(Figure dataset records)
— START —
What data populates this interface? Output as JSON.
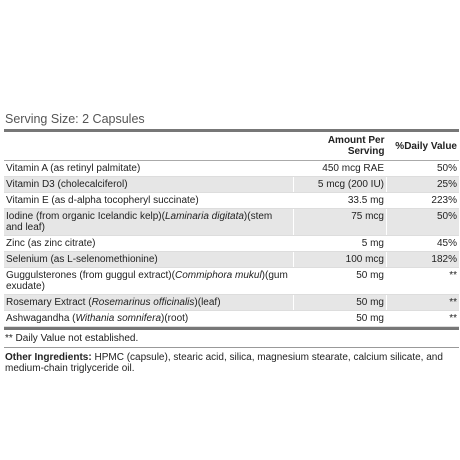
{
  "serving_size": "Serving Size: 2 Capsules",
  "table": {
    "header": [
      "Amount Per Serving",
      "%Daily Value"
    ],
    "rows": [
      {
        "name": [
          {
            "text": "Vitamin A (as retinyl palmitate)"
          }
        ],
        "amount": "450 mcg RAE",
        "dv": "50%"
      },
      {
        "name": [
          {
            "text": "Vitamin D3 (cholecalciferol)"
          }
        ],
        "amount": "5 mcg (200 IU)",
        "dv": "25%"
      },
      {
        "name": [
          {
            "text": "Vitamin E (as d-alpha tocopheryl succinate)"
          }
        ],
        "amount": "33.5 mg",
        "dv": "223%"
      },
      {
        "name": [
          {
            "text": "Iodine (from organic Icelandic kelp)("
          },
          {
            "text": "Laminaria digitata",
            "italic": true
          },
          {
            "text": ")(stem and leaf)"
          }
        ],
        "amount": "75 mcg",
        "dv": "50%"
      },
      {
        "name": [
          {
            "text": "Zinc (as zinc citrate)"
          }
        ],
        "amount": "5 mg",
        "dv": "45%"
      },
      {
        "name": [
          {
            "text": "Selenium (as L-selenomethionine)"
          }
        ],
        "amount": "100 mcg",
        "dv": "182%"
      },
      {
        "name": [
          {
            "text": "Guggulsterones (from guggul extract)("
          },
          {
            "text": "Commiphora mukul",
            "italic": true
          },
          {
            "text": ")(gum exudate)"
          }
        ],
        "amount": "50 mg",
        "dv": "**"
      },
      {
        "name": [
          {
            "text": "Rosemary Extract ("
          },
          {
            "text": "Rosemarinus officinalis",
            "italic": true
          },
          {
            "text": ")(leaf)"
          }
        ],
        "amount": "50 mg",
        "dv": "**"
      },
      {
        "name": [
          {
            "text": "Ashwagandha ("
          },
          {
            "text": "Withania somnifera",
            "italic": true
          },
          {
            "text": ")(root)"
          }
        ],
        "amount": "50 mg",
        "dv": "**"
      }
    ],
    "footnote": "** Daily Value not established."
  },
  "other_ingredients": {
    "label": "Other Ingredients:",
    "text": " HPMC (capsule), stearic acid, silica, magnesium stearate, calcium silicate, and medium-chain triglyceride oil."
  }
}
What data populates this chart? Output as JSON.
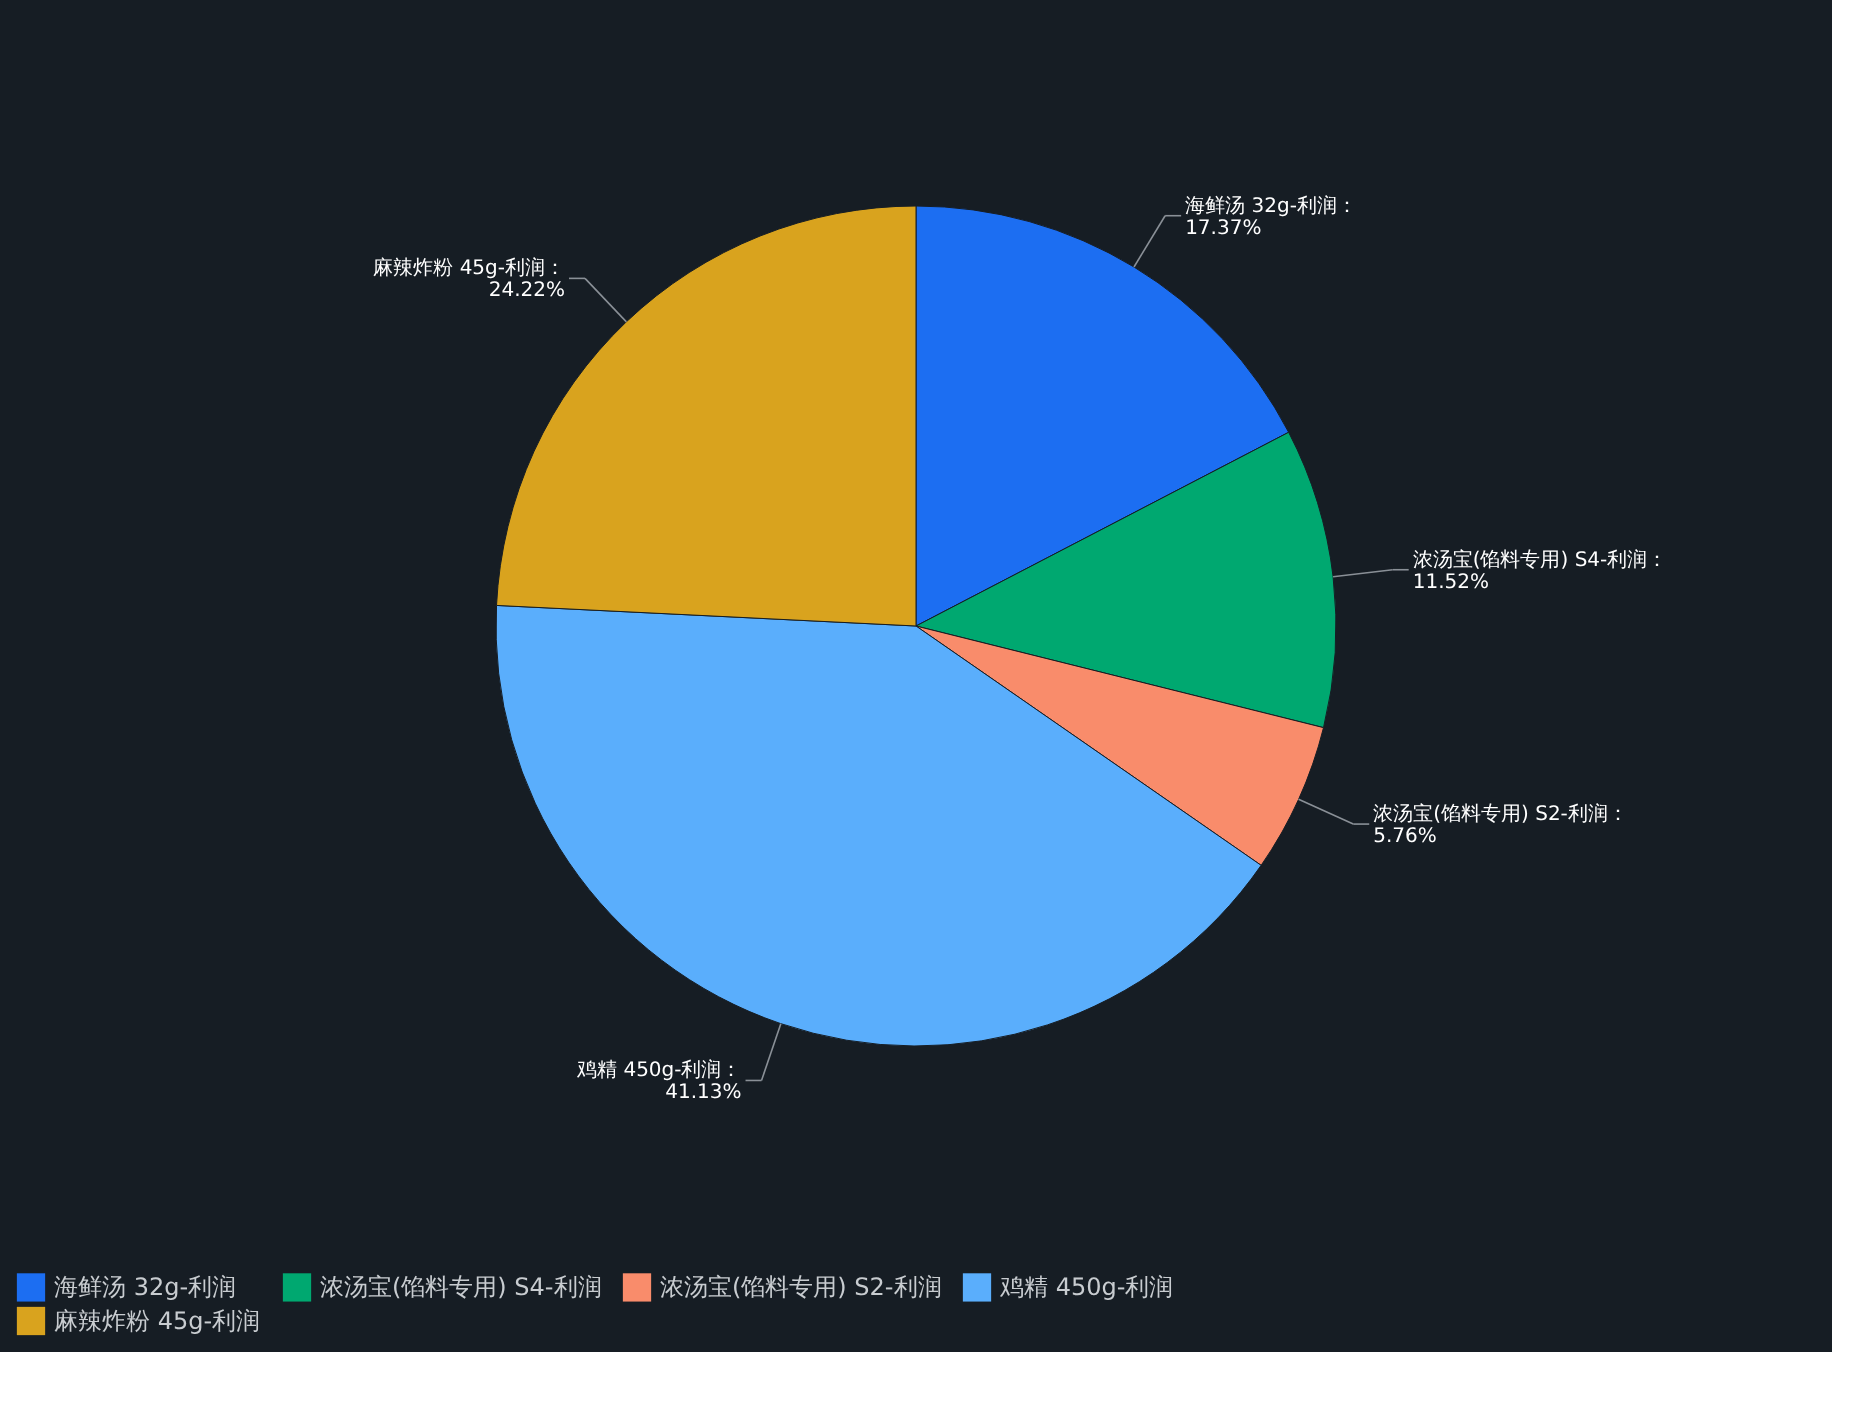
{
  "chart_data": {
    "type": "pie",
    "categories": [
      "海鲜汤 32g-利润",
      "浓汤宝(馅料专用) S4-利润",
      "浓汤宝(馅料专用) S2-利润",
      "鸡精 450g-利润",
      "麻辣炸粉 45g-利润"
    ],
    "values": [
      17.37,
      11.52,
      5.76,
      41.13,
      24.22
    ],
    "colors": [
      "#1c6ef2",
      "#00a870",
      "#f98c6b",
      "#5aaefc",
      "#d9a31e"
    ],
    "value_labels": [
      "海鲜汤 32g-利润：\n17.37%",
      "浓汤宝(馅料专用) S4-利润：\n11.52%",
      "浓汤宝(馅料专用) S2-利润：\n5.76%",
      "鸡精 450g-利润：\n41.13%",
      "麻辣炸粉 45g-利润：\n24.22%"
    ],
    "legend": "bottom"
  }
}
— END —
» **Your objective**
Copy out every line with the word "Serving".

» **Solution for this exercise**
  "serving_size": "Serving Size: 2 Capsules",
      "Amount Per Serving",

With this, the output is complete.